▸ Data to use

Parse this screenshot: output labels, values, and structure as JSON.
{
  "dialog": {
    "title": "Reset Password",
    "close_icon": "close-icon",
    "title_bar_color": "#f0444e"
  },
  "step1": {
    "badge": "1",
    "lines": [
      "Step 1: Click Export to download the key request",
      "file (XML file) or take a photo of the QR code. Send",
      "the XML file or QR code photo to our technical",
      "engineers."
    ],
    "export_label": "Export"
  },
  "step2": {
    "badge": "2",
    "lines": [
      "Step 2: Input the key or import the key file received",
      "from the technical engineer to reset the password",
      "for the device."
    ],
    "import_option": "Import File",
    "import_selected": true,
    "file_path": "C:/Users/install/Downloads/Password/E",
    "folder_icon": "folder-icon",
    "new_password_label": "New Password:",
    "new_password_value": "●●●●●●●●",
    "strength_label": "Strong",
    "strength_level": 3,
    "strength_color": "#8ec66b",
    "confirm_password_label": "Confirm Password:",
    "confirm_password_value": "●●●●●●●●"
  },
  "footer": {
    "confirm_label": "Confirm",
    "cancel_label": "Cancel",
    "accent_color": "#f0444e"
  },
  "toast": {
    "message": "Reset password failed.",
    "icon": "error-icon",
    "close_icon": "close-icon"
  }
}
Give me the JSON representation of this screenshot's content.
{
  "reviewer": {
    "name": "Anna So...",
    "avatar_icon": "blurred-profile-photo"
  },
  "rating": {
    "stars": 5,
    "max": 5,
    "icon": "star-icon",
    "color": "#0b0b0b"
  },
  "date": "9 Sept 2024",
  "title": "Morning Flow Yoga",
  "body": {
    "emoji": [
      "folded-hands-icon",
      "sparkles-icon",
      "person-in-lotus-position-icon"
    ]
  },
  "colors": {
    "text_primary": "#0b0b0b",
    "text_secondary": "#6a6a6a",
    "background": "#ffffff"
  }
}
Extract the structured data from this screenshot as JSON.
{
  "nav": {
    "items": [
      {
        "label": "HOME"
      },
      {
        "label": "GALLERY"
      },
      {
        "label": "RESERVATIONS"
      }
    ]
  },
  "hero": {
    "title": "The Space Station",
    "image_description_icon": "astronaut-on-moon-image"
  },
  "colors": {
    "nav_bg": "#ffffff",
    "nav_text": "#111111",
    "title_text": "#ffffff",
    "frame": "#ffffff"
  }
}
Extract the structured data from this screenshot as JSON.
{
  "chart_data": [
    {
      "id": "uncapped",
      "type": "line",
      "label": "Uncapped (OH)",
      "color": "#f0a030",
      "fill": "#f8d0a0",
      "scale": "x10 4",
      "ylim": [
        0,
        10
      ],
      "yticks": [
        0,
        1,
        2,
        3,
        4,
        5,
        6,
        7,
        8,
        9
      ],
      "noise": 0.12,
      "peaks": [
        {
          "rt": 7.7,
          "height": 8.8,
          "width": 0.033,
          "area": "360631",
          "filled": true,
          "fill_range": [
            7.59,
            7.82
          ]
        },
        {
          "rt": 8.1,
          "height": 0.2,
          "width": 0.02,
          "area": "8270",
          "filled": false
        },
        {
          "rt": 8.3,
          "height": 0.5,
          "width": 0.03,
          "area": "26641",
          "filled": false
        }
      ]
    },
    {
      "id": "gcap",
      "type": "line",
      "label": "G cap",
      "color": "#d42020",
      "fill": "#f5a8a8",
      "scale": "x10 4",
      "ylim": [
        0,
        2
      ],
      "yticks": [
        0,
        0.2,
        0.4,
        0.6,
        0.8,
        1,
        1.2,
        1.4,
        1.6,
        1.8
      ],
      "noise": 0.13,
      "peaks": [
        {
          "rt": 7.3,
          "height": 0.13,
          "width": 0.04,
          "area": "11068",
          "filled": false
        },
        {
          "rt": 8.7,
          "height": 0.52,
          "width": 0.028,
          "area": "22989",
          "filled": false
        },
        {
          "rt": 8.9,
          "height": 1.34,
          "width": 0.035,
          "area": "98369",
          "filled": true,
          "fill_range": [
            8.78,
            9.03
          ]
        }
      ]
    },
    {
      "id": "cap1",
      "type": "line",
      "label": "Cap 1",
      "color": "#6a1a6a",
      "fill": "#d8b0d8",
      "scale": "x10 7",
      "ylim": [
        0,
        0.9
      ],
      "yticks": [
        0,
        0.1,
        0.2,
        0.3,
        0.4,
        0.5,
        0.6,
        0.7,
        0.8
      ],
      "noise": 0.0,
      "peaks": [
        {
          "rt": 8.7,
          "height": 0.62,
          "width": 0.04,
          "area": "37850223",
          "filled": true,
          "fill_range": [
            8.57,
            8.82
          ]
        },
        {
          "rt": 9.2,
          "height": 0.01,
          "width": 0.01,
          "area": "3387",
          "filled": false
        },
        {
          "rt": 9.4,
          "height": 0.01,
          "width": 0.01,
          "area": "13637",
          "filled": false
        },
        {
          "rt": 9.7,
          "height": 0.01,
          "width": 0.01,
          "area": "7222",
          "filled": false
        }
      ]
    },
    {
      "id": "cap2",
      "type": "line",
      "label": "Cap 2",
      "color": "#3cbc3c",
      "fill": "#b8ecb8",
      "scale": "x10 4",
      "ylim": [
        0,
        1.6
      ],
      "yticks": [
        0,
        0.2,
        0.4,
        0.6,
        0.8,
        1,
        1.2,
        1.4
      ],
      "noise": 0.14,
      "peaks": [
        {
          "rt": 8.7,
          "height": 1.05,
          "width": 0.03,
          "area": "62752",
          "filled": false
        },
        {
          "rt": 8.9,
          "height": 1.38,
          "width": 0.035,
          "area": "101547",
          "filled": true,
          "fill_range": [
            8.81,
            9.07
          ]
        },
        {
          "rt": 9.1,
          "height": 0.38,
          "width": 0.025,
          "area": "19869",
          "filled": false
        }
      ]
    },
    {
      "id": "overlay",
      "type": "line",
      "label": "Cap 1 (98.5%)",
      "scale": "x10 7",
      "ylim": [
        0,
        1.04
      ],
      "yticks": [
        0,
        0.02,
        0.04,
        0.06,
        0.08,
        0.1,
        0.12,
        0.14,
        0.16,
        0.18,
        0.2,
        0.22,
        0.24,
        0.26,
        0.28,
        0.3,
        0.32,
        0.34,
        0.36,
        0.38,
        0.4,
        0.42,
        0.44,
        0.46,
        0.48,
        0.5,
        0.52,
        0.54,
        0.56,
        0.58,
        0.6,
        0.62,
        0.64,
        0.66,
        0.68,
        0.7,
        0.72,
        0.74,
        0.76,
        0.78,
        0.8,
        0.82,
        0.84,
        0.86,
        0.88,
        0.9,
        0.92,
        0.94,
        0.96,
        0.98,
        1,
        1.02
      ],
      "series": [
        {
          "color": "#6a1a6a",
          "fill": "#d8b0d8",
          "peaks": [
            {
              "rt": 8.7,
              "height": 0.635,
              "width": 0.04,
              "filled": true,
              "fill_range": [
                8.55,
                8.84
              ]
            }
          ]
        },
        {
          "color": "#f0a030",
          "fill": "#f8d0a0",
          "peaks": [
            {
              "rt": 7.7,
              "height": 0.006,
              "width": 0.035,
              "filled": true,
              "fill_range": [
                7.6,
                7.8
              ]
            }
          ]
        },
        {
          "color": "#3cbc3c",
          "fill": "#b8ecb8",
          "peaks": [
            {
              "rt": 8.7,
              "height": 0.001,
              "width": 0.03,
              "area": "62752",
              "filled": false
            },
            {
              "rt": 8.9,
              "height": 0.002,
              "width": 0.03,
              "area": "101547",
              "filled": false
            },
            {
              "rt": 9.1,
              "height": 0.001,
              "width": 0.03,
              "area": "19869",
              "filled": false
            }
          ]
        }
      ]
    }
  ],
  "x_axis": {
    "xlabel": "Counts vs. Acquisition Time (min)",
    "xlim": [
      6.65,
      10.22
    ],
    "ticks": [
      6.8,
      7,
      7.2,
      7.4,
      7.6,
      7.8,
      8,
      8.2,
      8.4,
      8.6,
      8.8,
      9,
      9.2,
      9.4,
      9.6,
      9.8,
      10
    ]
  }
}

▸ Direction
Show the lines of the data that hold the word "JSON".

▸ Answer for the task
Parse this screenshot: output labels, values, and structure as JSON.
Give me the JSON representation of this screenshot's content.
Extract the structured data from this screenshot as JSON.
Extract the structured data from this screenshot as JSON.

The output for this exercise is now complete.